— Begin Records for this exercise —

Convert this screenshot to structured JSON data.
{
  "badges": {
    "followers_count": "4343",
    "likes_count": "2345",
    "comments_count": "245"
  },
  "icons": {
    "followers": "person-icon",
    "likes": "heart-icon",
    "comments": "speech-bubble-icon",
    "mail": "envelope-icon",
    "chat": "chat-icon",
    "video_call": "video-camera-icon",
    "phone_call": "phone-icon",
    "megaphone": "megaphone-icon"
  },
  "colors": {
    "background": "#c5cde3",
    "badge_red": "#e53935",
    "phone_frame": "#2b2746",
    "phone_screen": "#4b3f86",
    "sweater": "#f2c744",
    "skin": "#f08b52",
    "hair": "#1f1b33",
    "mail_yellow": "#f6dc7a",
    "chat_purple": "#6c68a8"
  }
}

— End Records for this exercise —

▶ **Task prompt**
Extract each entry in full, exactly as given.

▶ **Task response**
Convert this screenshot to structured JSON data.
{
  "badges": {
    "followers_count": "4343",
    "likes_count": "2345",
    "comments_count": "245"
  },
  "icons": {
    "followers": "person-icon",
    "likes": "heart-icon",
    "comments": "speech-bubble-icon",
    "mail": "envelope-icon",
    "chat": "chat-icon",
    "video_call": "video-camera-icon",
    "phone_call": "phone-icon",
    "megaphone": "megaphone-icon"
  },
  "colors": {
    "background": "#c5cde3",
    "badge_red": "#e53935",
    "phone_frame": "#2b2746",
    "phone_screen": "#4b3f86",
    "sweater": "#f2c744",
    "skin": "#f08b52",
    "hair": "#1f1b33",
    "mail_yellow": "#f6dc7a",
    "chat_purple": "#6c68a8"
  }
}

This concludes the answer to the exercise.